▶ _REQUEST_
Go over the listing below line by line and tally those containing "hjälp". Give only the tally.

▶ _DATASET ENTRIES_
-- START --
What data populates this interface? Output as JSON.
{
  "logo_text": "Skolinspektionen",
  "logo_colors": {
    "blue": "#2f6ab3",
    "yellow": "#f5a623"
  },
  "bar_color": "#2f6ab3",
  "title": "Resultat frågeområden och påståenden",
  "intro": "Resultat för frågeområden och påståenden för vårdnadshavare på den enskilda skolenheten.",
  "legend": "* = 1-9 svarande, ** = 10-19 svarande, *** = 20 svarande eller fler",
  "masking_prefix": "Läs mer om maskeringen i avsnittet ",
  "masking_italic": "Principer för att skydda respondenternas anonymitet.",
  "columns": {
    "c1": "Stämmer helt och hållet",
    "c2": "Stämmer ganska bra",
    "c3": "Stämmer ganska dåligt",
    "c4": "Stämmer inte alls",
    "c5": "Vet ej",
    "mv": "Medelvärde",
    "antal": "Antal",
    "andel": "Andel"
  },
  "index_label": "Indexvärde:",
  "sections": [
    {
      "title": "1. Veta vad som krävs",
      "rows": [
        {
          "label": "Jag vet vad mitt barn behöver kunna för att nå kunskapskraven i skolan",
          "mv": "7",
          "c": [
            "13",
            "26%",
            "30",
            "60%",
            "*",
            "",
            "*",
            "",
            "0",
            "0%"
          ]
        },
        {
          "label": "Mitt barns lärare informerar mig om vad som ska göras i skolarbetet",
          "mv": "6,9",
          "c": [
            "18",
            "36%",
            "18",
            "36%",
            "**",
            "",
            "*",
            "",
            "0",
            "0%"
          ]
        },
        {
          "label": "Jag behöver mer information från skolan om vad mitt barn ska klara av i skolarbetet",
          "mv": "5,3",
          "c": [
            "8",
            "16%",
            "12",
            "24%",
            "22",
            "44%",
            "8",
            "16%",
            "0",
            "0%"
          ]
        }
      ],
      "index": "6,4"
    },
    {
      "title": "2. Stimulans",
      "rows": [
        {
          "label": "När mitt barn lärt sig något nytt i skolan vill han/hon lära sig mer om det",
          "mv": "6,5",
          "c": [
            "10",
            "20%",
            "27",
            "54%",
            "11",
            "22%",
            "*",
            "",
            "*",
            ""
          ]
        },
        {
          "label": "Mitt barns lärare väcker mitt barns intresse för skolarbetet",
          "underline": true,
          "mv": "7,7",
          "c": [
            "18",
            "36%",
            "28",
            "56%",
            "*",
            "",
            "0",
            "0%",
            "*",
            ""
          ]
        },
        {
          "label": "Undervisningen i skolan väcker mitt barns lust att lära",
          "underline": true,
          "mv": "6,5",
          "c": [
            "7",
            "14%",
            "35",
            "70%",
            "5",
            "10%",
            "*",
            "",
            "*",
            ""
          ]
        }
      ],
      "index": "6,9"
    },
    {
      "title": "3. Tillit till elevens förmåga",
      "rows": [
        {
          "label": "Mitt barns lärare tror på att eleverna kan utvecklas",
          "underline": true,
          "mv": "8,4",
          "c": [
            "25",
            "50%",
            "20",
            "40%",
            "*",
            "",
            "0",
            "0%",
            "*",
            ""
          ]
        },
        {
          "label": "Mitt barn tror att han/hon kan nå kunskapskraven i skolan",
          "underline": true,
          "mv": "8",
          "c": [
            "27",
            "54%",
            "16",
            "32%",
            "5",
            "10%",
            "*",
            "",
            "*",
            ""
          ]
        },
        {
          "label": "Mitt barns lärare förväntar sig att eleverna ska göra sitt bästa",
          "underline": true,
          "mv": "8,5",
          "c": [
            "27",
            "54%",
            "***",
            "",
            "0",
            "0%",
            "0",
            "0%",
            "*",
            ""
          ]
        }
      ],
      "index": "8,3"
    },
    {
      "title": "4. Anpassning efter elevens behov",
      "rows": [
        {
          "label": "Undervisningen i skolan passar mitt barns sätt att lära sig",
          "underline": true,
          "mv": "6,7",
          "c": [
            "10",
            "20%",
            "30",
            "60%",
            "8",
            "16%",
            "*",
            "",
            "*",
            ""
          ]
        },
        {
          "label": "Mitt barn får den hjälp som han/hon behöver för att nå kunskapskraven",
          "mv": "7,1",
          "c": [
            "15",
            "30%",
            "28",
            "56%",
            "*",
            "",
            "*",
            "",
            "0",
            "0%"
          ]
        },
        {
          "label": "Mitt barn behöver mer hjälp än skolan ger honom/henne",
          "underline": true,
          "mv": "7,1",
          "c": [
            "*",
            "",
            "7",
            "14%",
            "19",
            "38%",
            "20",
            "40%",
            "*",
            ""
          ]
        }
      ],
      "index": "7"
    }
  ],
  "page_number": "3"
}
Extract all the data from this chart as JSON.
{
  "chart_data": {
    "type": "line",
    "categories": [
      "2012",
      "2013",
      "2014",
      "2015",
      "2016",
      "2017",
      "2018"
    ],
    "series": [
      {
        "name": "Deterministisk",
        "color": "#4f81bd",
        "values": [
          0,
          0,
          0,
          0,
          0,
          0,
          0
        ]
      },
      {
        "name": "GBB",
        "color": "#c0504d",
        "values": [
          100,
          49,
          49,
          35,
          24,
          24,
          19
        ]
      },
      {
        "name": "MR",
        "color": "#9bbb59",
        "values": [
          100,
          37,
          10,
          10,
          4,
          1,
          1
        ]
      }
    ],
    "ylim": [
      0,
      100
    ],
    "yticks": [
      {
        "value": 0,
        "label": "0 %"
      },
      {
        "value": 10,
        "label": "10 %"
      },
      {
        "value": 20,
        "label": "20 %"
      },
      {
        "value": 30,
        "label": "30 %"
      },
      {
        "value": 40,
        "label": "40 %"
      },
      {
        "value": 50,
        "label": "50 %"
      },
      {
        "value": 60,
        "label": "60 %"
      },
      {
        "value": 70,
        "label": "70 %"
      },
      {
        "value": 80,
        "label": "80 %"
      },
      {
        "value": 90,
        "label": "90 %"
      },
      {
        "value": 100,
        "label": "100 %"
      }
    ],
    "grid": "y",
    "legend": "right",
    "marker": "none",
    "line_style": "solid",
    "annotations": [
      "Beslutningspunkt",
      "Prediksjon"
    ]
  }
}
-- END --
▶ _OUTPUT FOR THIS TASK_
2